**What you have to do:**
Retype the listing below line for line, changing nothing.

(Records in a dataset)
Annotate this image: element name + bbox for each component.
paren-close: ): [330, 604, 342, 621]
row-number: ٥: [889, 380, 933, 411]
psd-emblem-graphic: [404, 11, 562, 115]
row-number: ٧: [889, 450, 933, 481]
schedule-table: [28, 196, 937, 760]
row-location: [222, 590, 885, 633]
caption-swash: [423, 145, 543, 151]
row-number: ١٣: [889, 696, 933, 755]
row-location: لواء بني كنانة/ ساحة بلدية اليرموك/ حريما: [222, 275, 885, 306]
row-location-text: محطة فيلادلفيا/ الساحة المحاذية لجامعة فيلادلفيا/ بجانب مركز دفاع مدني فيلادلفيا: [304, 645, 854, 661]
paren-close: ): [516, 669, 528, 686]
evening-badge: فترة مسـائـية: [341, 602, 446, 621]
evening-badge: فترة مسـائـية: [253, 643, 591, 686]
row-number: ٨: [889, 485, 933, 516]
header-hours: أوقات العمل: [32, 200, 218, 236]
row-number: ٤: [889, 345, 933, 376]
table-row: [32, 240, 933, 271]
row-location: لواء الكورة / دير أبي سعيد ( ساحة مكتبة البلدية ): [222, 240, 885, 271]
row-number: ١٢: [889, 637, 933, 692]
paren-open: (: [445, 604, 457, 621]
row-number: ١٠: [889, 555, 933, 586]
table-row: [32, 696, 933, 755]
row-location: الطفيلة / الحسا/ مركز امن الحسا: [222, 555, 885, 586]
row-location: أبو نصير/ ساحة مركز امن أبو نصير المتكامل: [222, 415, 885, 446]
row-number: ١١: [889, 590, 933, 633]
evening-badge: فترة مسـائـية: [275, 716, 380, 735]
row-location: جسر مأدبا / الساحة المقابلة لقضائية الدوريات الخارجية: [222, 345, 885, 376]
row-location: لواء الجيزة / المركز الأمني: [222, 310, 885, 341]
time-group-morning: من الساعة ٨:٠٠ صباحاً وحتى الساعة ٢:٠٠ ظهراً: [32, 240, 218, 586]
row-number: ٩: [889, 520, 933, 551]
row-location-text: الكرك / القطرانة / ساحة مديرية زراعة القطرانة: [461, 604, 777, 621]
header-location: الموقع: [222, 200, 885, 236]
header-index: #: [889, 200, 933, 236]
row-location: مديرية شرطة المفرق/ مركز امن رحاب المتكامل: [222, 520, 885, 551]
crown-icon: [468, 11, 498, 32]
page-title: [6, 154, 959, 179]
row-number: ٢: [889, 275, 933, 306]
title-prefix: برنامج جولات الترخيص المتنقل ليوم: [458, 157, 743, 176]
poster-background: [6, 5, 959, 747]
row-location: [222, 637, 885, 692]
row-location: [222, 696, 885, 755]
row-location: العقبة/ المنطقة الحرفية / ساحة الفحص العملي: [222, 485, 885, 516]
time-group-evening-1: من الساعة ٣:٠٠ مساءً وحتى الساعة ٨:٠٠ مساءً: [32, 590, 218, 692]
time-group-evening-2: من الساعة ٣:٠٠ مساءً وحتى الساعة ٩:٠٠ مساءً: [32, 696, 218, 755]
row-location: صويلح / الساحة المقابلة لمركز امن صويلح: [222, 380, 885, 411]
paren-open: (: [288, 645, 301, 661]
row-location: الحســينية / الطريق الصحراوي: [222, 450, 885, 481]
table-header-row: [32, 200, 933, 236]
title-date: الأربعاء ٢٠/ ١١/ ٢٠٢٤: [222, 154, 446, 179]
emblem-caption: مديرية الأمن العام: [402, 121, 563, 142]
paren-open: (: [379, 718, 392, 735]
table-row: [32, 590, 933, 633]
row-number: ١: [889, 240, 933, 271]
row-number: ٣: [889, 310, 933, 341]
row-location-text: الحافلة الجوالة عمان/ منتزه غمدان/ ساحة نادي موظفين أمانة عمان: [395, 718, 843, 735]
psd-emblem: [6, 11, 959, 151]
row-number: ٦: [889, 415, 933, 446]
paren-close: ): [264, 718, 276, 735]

**Answer in full:**
Annotate this image: element name + bbox for each component.
paren-close: ): [330, 604, 342, 621]
row-number: ٥: [889, 380, 933, 411]
psd-emblem-graphic: [404, 11, 562, 115]
row-number: ٧: [889, 450, 933, 481]
schedule-table: [28, 196, 937, 760]
row-location: [222, 590, 885, 633]
caption-swash: [423, 145, 543, 151]
row-number: ١٣: [889, 696, 933, 755]
row-location: لواء بني كنانة/ ساحة بلدية اليرموك/ حريما: [222, 275, 885, 306]
row-location-text: محطة فيلادلفيا/ الساحة المحاذية لجامعة فيلادلفيا/ بجانب مركز دفاع مدني فيلادلفيا: [304, 645, 854, 661]
paren-close: ): [516, 669, 528, 686]
evening-badge: فترة مسـائـية: [341, 602, 446, 621]
evening-badge: فترة مسـائـية: [253, 643, 591, 686]
row-number: ٨: [889, 485, 933, 516]
header-hours: أوقات العمل: [32, 200, 218, 236]
row-number: ٤: [889, 345, 933, 376]
table-row: [32, 240, 933, 271]
row-location: لواء الكورة / دير أبي سعيد ( ساحة مكتبة البلدية ): [222, 240, 885, 271]
row-number: ١٢: [889, 637, 933, 692]
paren-open: (: [445, 604, 457, 621]
row-number: ١٠: [889, 555, 933, 586]
table-row: [32, 696, 933, 755]
row-location: الطفيلة / الحسا/ مركز امن الحسا: [222, 555, 885, 586]
row-location: أبو نصير/ ساحة مركز امن أبو نصير المتكامل: [222, 415, 885, 446]
row-number: ١١: [889, 590, 933, 633]
evening-badge: فترة مسـائـية: [275, 716, 380, 735]
row-location: جسر مأدبا / الساحة المقابلة لقضائية الدوريات الخارجية: [222, 345, 885, 376]
row-location: لواء الجيزة / المركز الأمني: [222, 310, 885, 341]
time-group-morning: من الساعة ٨:٠٠ صباحاً وحتى الساعة ٢:٠٠ ظهراً: [32, 240, 218, 586]
row-number: ٩: [889, 520, 933, 551]
row-location-text: الكرك / القطرانة / ساحة مديرية زراعة القطرانة: [461, 604, 777, 621]
header-location: الموقع: [222, 200, 885, 236]
header-index: #: [889, 200, 933, 236]
row-location: مديرية شرطة المفرق/ مركز امن رحاب المتكامل: [222, 520, 885, 551]
crown-icon: [468, 11, 498, 32]
page-title: [6, 154, 959, 179]
row-number: ٢: [889, 275, 933, 306]
title-prefix: برنامج جولات الترخيص المتنقل ليوم: [458, 157, 743, 176]
poster-background: [6, 5, 959, 747]
row-location: [222, 637, 885, 692]
row-location: [222, 696, 885, 755]
row-location: العقبة/ المنطقة الحرفية / ساحة الفحص العملي: [222, 485, 885, 516]
time-group-evening-1: من الساعة ٣:٠٠ مساءً وحتى الساعة ٨:٠٠ مساءً: [32, 590, 218, 692]
time-group-evening-2: من الساعة ٣:٠٠ مساءً وحتى الساعة ٩:٠٠ مساءً: [32, 696, 218, 755]
row-location: صويلح / الساحة المقابلة لمركز امن صويلح: [222, 380, 885, 411]
paren-open: (: [288, 645, 301, 661]
row-location: الحســينية / الطريق الصحراوي: [222, 450, 885, 481]
table-header-row: [32, 200, 933, 236]
title-date: الأربعاء ٢٠/ ١١/ ٢٠٢٤: [222, 154, 446, 179]
emblem-caption: مديرية الأمن العام: [402, 121, 563, 142]
paren-open: (: [379, 718, 392, 735]
table-row: [32, 590, 933, 633]
row-number: ١: [889, 240, 933, 271]
row-number: ٣: [889, 310, 933, 341]
row-location-text: الحافلة الجوالة عمان/ منتزه غمدان/ ساحة نادي موظفين أمانة عمان: [395, 718, 843, 735]
psd-emblem: [6, 11, 959, 151]
row-number: ٦: [889, 415, 933, 446]
paren-close: ): [264, 718, 276, 735]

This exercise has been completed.